**Given exercise:**
Each line that follows should be printed again exactly as it stands.

____

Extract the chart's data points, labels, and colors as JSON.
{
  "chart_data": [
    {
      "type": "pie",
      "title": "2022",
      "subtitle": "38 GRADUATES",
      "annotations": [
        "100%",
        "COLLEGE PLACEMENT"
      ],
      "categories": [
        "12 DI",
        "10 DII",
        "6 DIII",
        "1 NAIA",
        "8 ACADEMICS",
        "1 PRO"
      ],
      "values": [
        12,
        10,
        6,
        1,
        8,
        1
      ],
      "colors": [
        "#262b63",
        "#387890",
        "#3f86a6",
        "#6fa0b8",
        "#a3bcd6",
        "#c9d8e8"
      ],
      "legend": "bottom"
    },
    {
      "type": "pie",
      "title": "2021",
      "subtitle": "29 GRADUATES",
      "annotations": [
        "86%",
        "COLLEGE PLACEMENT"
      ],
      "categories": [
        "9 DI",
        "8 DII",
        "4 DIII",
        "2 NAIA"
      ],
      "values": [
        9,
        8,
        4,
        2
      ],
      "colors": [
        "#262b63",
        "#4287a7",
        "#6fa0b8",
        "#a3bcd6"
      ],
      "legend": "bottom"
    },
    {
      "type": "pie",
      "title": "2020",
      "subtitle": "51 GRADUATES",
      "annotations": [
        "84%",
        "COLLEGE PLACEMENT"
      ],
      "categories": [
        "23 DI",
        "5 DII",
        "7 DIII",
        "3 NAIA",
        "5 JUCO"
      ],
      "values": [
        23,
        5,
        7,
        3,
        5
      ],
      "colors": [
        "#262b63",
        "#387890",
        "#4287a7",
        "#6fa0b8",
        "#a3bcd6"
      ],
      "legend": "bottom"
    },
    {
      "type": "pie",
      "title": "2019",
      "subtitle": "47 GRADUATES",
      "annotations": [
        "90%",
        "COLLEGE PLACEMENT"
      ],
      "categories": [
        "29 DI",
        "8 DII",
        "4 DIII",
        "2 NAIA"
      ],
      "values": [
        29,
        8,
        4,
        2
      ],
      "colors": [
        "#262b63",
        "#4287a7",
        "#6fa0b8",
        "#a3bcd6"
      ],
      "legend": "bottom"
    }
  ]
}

____

**Answer:**
Extract the chart's data points, labels, and colors as JSON.
{
  "chart_data": [
    {
      "type": "pie",
      "title": "2022",
      "subtitle": "38 GRADUATES",
      "annotations": [
        "100%",
        "COLLEGE PLACEMENT"
      ],
      "categories": [
        "12 DI",
        "10 DII",
        "6 DIII",
        "1 NAIA",
        "8 ACADEMICS",
        "1 PRO"
      ],
      "values": [
        12,
        10,
        6,
        1,
        8,
        1
      ],
      "colors": [
        "#262b63",
        "#387890",
        "#3f86a6",
        "#6fa0b8",
        "#a3bcd6",
        "#c9d8e8"
      ],
      "legend": "bottom"
    },
    {
      "type": "pie",
      "title": "2021",
      "subtitle": "29 GRADUATES",
      "annotations": [
        "86%",
        "COLLEGE PLACEMENT"
      ],
      "categories": [
        "9 DI",
        "8 DII",
        "4 DIII",
        "2 NAIA"
      ],
      "values": [
        9,
        8,
        4,
        2
      ],
      "colors": [
        "#262b63",
        "#4287a7",
        "#6fa0b8",
        "#a3bcd6"
      ],
      "legend": "bottom"
    },
    {
      "type": "pie",
      "title": "2020",
      "subtitle": "51 GRADUATES",
      "annotations": [
        "84%",
        "COLLEGE PLACEMENT"
      ],
      "categories": [
        "23 DI",
        "5 DII",
        "7 DIII",
        "3 NAIA",
        "5 JUCO"
      ],
      "values": [
        23,
        5,
        7,
        3,
        5
      ],
      "colors": [
        "#262b63",
        "#387890",
        "#4287a7",
        "#6fa0b8",
        "#a3bcd6"
      ],
      "legend": "bottom"
    },
    {
      "type": "pie",
      "title": "2019",
      "subtitle": "47 GRADUATES",
      "annotations": [
        "90%",
        "COLLEGE PLACEMENT"
      ],
      "categories": [
        "29 DI",
        "8 DII",
        "4 DIII",
        "2 NAIA"
      ],
      "values": [
        29,
        8,
        4,
        2
      ],
      "colors": [
        "#262b63",
        "#4287a7",
        "#6fa0b8",
        "#a3bcd6"
      ],
      "legend": "bottom"
    }
  ]
}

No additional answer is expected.